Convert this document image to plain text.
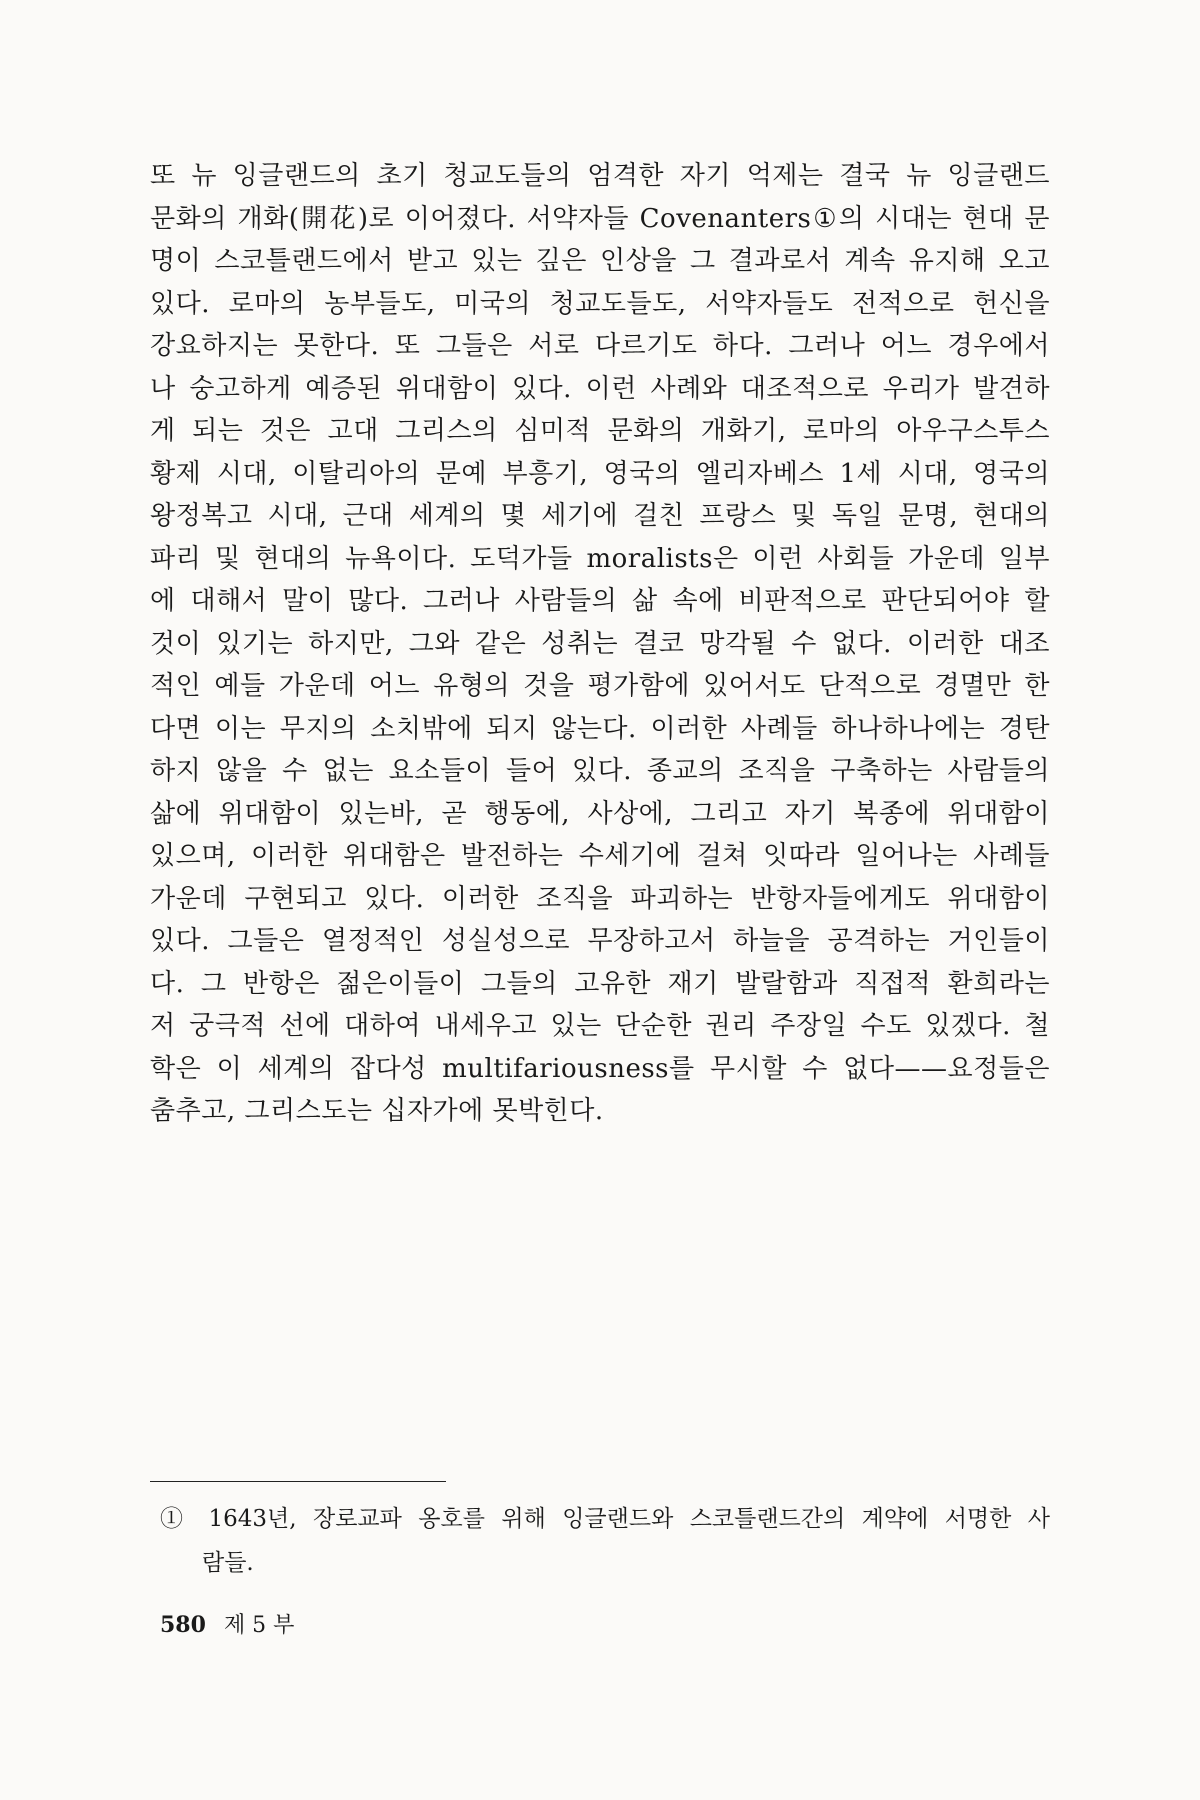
또 뉴 잉글랜드의 초기 청교도들의 엄격한 자기 억제는 결국 뉴 잉글랜드
문화의 개화(開花)로 이어졌다. 서약자들 Covenanters①의 시대는 현대 문
명이 스코틀랜드에서 받고 있는 깊은 인상을 그 결과로서 계속 유지해 오고
있다. 로마의 농부들도, 미국의 청교도들도, 서약자들도 전적으로 헌신을
강요하지는 못한다. 또 그들은 서로 다르기도 하다. 그러나 어느 경우에서
나 숭고하게 예증된 위대함이 있다. 이런 사례와 대조적으로 우리가 발견하
게 되는 것은 고대 그리스의 심미적 문화의 개화기, 로마의 아우구스투스
황제 시대, 이탈리아의 문예 부흥기, 영국의 엘리자베스 1세 시대, 영국의
왕정복고 시대, 근대 세계의 몇 세기에 걸친 프랑스 및 독일 문명, 현대의
파리 및 현대의 뉴욕이다. 도덕가들 moralists은 이런 사회들 가운데 일부
에 대해서 말이 많다. 그러나 사람들의 삶 속에 비판적으로 판단되어야 할
것이 있기는 하지만, 그와 같은 성취는 결코 망각될 수 없다. 이러한 대조
적인 예들 가운데 어느 유형의 것을 평가함에 있어서도 단적으로 경멸만 한
다면 이는 무지의 소치밖에 되지 않는다. 이러한 사례들 하나하나에는 경탄
하지 않을 수 없는 요소들이 들어 있다. 종교의 조직을 구축하는 사람들의
삶에 위대함이 있는바, 곧 행동에, 사상에, 그리고 자기 복종에 위대함이
있으며, 이러한 위대함은 발전하는 수세기에 걸쳐 잇따라 일어나는 사례들
가운데 구현되고 있다. 이러한 조직을 파괴하는 반항자들에게도 위대함이
있다. 그들은 열정적인 성실성으로 무장하고서 하늘을 공격하는 거인들이
다. 그 반항은 젊은이들이 그들의 고유한 재기 발랄함과 직접적 환희라는
저 궁극적 선에 대하여 내세우고 있는 단순한 권리 주장일 수도 있겠다. 철
학은 이 세계의 잡다성 multifariousness를 무시할 수 없다——요정들은
춤추고, 그리스도는 십자가에 못박힌다.
① 1643년, 장로교파 옹호를 위해 잉글랜드와 스코틀랜드간의 계약에 서명한 사
람들.
580 제 5 부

-- -- --

THE EXERCISE |
Output the full set of records above without changing a word, and drop the images.

WRITTEN ANSWER |
Convert this document image to plain text.
또 뉴 잉글랜드의 초기 청교도들의 엄격한 자기 억제는 결국 뉴 잉글랜드
문화의 개화(開花)로 이어졌다. 서약자들 Covenanters①의 시대는 현대 문
명이 스코틀랜드에서 받고 있는 깊은 인상을 그 결과로서 계속 유지해 오고
있다. 로마의 농부들도, 미국의 청교도들도, 서약자들도 전적으로 헌신을
강요하지는 못한다. 또 그들은 서로 다르기도 하다. 그러나 어느 경우에서
나 숭고하게 예증된 위대함이 있다. 이런 사례와 대조적으로 우리가 발견하
게 되는 것은 고대 그리스의 심미적 문화의 개화기, 로마의 아우구스투스
황제 시대, 이탈리아의 문예 부흥기, 영국의 엘리자베스 1세 시대, 영국의
왕정복고 시대, 근대 세계의 몇 세기에 걸친 프랑스 및 독일 문명, 현대의
파리 및 현대의 뉴욕이다. 도덕가들 moralists은 이런 사회들 가운데 일부
에 대해서 말이 많다. 그러나 사람들의 삶 속에 비판적으로 판단되어야 할
것이 있기는 하지만, 그와 같은 성취는 결코 망각될 수 없다. 이러한 대조
적인 예들 가운데 어느 유형의 것을 평가함에 있어서도 단적으로 경멸만 한
다면 이는 무지의 소치밖에 되지 않는다. 이러한 사례들 하나하나에는 경탄
하지 않을 수 없는 요소들이 들어 있다. 종교의 조직을 구축하는 사람들의
삶에 위대함이 있는바, 곧 행동에, 사상에, 그리고 자기 복종에 위대함이
있으며, 이러한 위대함은 발전하는 수세기에 걸쳐 잇따라 일어나는 사례들
가운데 구현되고 있다. 이러한 조직을 파괴하는 반항자들에게도 위대함이
있다. 그들은 열정적인 성실성으로 무장하고서 하늘을 공격하는 거인들이
다. 그 반항은 젊은이들이 그들의 고유한 재기 발랄함과 직접적 환희라는
저 궁극적 선에 대하여 내세우고 있는 단순한 권리 주장일 수도 있겠다. 철
학은 이 세계의 잡다성 multifariousness를 무시할 수 없다——요정들은
춤추고, 그리스도는 십자가에 못박힌다.
① 1643년, 장로교파 옹호를 위해 잉글랜드와 스코틀랜드간의 계약에 서명한 사
람들.
580 제 5 부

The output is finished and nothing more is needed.